**Supplied passage**.
--------------------

In _get_optional_kwargs, the dash replace is done only when it is inferred from the long option string. It is not done when you provide an explicit 'dest' parameter.

For a positional, _get_positional_kwargs gets the first (and only) string as the 'dest'. It does not do any checking or replacement.

I think the 'dest' documentation is clear enough. "For positional argument actions, dest is normally supplied as the first argument ". The dash conversion is clearly identified as an optionals feature.

zackw commented 3 months ago
  1. Yes, there is a good reason to want to use dashes for positional arguments: consistency with optional arguments. It looks bad, unprofessional, like I didn't bother copyediting my documentation, to have both "input_file" and "--output-file" in the --help output.

  2. The dash conversion is not clearly identified as optionals-only. The actual text of the documentation is

    For positional argument actions, dest is normally supplied as the first argument to add_argument(). For optional argument actions, the value of dest is normally inferred from the option strings. [two irrelevant sentences about the inference process]
    Any internal - characters will be converted to _ characters to make sure the string is a valid attribute name.

    I suppose it's possible to read the "Any internal - characters" sentence as part of the process "for optional argument actions", but it is equally possible to read it as applying to all argument actions, and it makes more sense for it to be applied to all arguments, because the rationale -- "to make sure the string is a valid attribute name" -- applies to all arguments.

  3. Aggravating the problem, the documentation, together with the behavior of argparse if you give both a first non-keyword argument and a dest= argument to add_argument for a positional (i.e. throwing an error) makes it seem like it is impossible to manually make the attribute and visible name of a positional be different. It is actually possible, but the only way to do it is by giving add_argument no positional arguments and specifying both dest= and metavar=, which I only realized was a valid thing to do when I found issue #117834. I was actually about to start monkey-patching argparse to work around this issue before I thought to check for bug reports.

--------------------

Pick up the argparse dash-conversion discussion above and keep writing from the point where it stops.

**Provided material**.
--------------------

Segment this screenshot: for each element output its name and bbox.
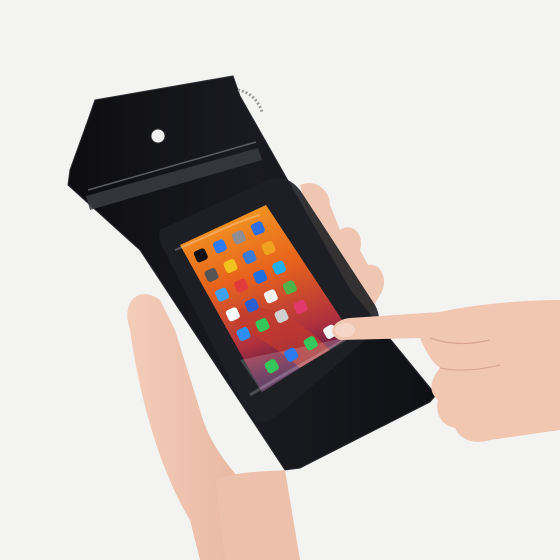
product-photo xyxy=(0,0,560,560)
left-wrist xyxy=(215,470,300,560)
fingertip xyxy=(335,323,355,337)
photo-canvas xyxy=(0,0,560,560)
hang-hole xyxy=(150,128,166,144)
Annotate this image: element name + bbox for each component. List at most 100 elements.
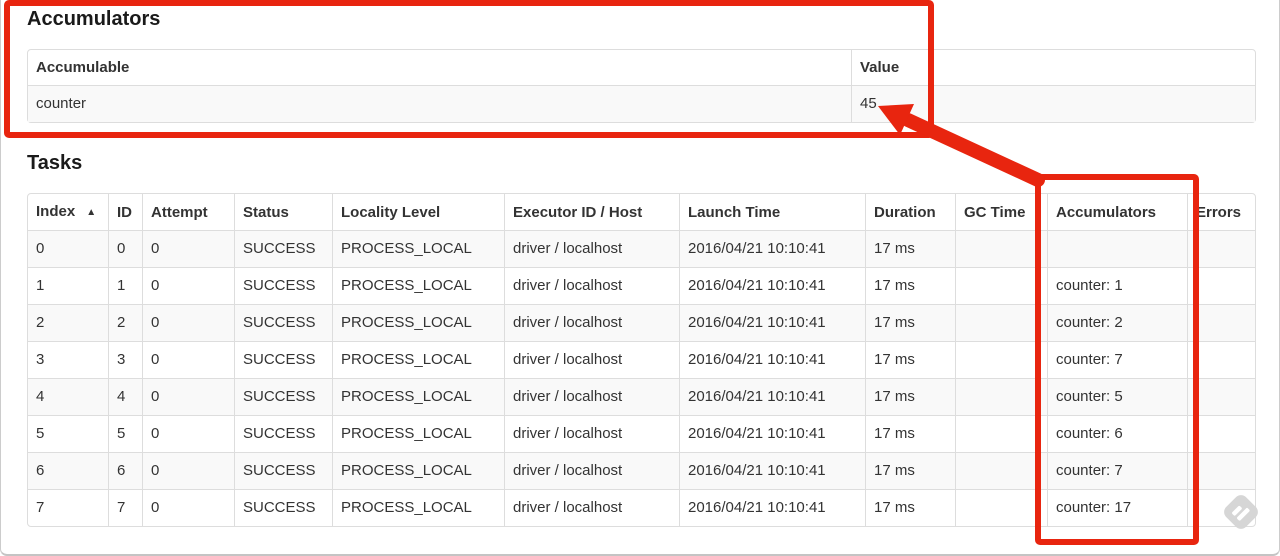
accumulators-header-row: Accumulable Value <box>28 50 1255 86</box>
task-cell-executor: driver / localhost <box>504 304 679 341</box>
task-cell-locality: PROCESS_LOCAL <box>332 452 504 489</box>
task-cell-status: SUCCESS <box>234 378 332 415</box>
task-cell-errors <box>1187 415 1255 452</box>
column-header-launch-time[interactable]: Launch Time <box>679 194 865 231</box>
task-cell-executor: driver / localhost <box>504 415 679 452</box>
task-cell-id: 1 <box>108 267 142 304</box>
task-cell-accumulators: counter: 7 <box>1047 341 1187 378</box>
task-row: 4 4 0 SUCCESS PROCESS_LOCAL driver / loc… <box>28 378 1255 415</box>
task-cell-accumulators: counter: 2 <box>1047 304 1187 341</box>
task-cell-status: SUCCESS <box>234 231 332 267</box>
task-cell-launch-time: 2016/04/21 10:10:41 <box>679 378 865 415</box>
task-cell-attempt: 0 <box>142 489 234 526</box>
task-cell-gc-time <box>955 304 1047 341</box>
task-cell-status: SUCCESS <box>234 452 332 489</box>
column-header-duration[interactable]: Duration <box>865 194 955 231</box>
task-cell-index: 5 <box>28 415 108 452</box>
column-header-index-label: Index <box>36 203 76 220</box>
task-cell-duration: 17 ms <box>865 267 955 304</box>
task-cell-duration: 17 ms <box>865 452 955 489</box>
spark-stage-page: Accumulators Accumulable Value counter 4… <box>0 0 1280 556</box>
task-cell-launch-time: 2016/04/21 10:10:41 <box>679 415 865 452</box>
task-cell-id: 7 <box>108 489 142 526</box>
sort-ascending-icon: ▲ <box>86 207 97 218</box>
column-header-executor-id-host[interactable]: Executor ID / Host <box>504 194 679 231</box>
task-cell-accumulators: counter: 6 <box>1047 415 1187 452</box>
task-cell-launch-time: 2016/04/21 10:10:41 <box>679 231 865 267</box>
task-cell-id: 4 <box>108 378 142 415</box>
task-cell-status: SUCCESS <box>234 304 332 341</box>
task-cell-errors <box>1187 341 1255 378</box>
task-cell-executor: driver / localhost <box>504 489 679 526</box>
task-cell-status: SUCCESS <box>234 489 332 526</box>
task-cell-duration: 17 ms <box>865 341 955 378</box>
task-cell-executor: driver / localhost <box>504 267 679 304</box>
task-cell-id: 2 <box>108 304 142 341</box>
task-cell-launch-time: 2016/04/21 10:10:41 <box>679 489 865 526</box>
task-cell-index: 7 <box>28 489 108 526</box>
task-cell-launch-time: 2016/04/21 10:10:41 <box>679 341 865 378</box>
column-header-accumulators[interactable]: Accumulators <box>1047 194 1187 231</box>
column-header-id[interactable]: ID <box>108 194 142 231</box>
accumulable-value-cell: 45 <box>851 86 1255 122</box>
task-cell-gc-time <box>955 341 1047 378</box>
task-cell-attempt: 0 <box>142 231 234 267</box>
task-cell-locality: PROCESS_LOCAL <box>332 415 504 452</box>
task-cell-accumulators: counter: 17 <box>1047 489 1187 526</box>
task-cell-launch-time: 2016/04/21 10:10:41 <box>679 267 865 304</box>
column-header-locality-level[interactable]: Locality Level <box>332 194 504 231</box>
task-cell-id: 6 <box>108 452 142 489</box>
task-cell-errors <box>1187 378 1255 415</box>
task-cell-executor: driver / localhost <box>504 231 679 267</box>
task-cell-attempt: 0 <box>142 267 234 304</box>
task-cell-accumulators: counter: 1 <box>1047 267 1187 304</box>
task-cell-index: 0 <box>36 240 45 257</box>
tasks-header-row: Index ▲ ID Attempt Status Locality Level … <box>28 194 1255 231</box>
task-cell-errors <box>1187 452 1255 489</box>
task-cell-attempt: 0 <box>142 452 234 489</box>
task-row: 2 2 0 SUCCESS PROCESS_LOCAL driver / loc… <box>28 304 1255 341</box>
task-row: 3 3 0 SUCCESS PROCESS_LOCAL driver / loc… <box>28 341 1255 378</box>
column-header-status[interactable]: Status <box>234 194 332 231</box>
task-cell-attempt: 0 <box>142 341 234 378</box>
task-cell-status: SUCCESS <box>234 415 332 452</box>
task-cell-locality: PROCESS_LOCAL <box>332 378 504 415</box>
task-cell-errors <box>1187 267 1255 304</box>
task-cell-index: 1 <box>28 267 108 304</box>
task-cell-locality: PROCESS_LOCAL <box>332 231 504 267</box>
tasks-section-title: Tasks <box>27 152 83 174</box>
accumulable-name-cell: counter <box>36 95 87 112</box>
accumulators-section-title: Accumulators <box>27 8 161 30</box>
task-cell-accumulators: counter: 5 <box>1047 378 1187 415</box>
task-cell-gc-time <box>955 267 1047 304</box>
task-cell-gc-time <box>955 415 1047 452</box>
task-cell-index: 6 <box>28 452 108 489</box>
task-cell-accumulators: counter: 7 <box>1047 452 1187 489</box>
task-cell-duration: 17 ms <box>865 415 955 452</box>
task-row: 6 6 0 SUCCESS PROCESS_LOCAL driver / loc… <box>28 452 1255 489</box>
column-header-errors[interactable]: Errors <box>1187 194 1255 231</box>
column-header-attempt[interactable]: Attempt <box>142 194 234 231</box>
task-row: 5 5 0 SUCCESS PROCESS_LOCAL driver / loc… <box>28 415 1255 452</box>
task-cell-id: 3 <box>108 341 142 378</box>
task-cell-duration: 17 ms <box>865 489 955 526</box>
task-cell-attempt: 0 <box>142 304 234 341</box>
task-cell-accumulators <box>1047 231 1187 267</box>
accumulator-row: counter 45 <box>28 86 1255 122</box>
task-cell-executor: driver / localhost <box>504 341 679 378</box>
column-header-gc-time[interactable]: GC Time <box>955 194 1047 231</box>
task-cell-locality: PROCESS_LOCAL <box>332 304 504 341</box>
task-cell-launch-time: 2016/04/21 10:10:41 <box>679 304 865 341</box>
task-row: 0 0 0 SUCCESS PROCESS_LOCAL driver / loc… <box>28 231 1255 267</box>
task-cell-locality: PROCESS_LOCAL <box>332 489 504 526</box>
task-cell-errors <box>1187 231 1255 267</box>
task-cell-attempt: 0 <box>142 378 234 415</box>
task-cell-duration: 17 ms <box>865 378 955 415</box>
task-cell-duration: 17 ms <box>865 304 955 341</box>
task-cell-index: 2 <box>28 304 108 341</box>
task-row: 1 1 0 SUCCESS PROCESS_LOCAL driver / loc… <box>28 267 1255 304</box>
task-cell-launch-time: 2016/04/21 10:10:41 <box>679 452 865 489</box>
task-cell-locality: PROCESS_LOCAL <box>332 341 504 378</box>
task-cell-duration: 17 ms <box>865 231 955 267</box>
column-header-index[interactable]: Index ▲ <box>28 194 108 231</box>
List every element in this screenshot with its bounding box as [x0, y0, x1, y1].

--------------------

**Answer below**.
  4. I believe backward compatibility can be ensured by having ap.add_argument("input-file", ...) set both input-file and input_file in the namespace object, in the absence of an explicit dest= parameter.

ericvsmith commented 3 months ago

4. I believe backward compatibility can be ensured by having ap.add_argument("input-file", ...) set both input-file and input_file in the namespace object, in the absence of an explicit dest= parameter.

Unless someone is iterating over the namespace and doesn't expect to find the same thing twice.

I'm not familiar with your point # 3. I'll have to read up on it.

hpaulj commented 3 months ago

Setting both 'input-file' and 'input_file' should be thoroughly tested, if done. Nothing else sets two dest (that I can think of). That includes all action subclasses. 'append' for example fetches the existing value. Also setting and checking the defaults (for 'required') could be messsd up. And 'parents'. I haven't looked the proposed changes, but off hand point 4 feels like a minefield of bugs. The unittest cases would have to cover this.

On Thu, Jun 27, 2024, 3:32 PM Eric V. Smith @.***> wrote:

  1. I believe backward compatibility can be ensured by having ap.add_argument("input-file", ...) set both input-file and input_file in the namespace object, in the absence of an explicit dest= parameter.

Unless someone is iterating over the namespace and doesn't expect to find the same thing twice.

I'm not familiar with your point # 3. I'll have to read up on it.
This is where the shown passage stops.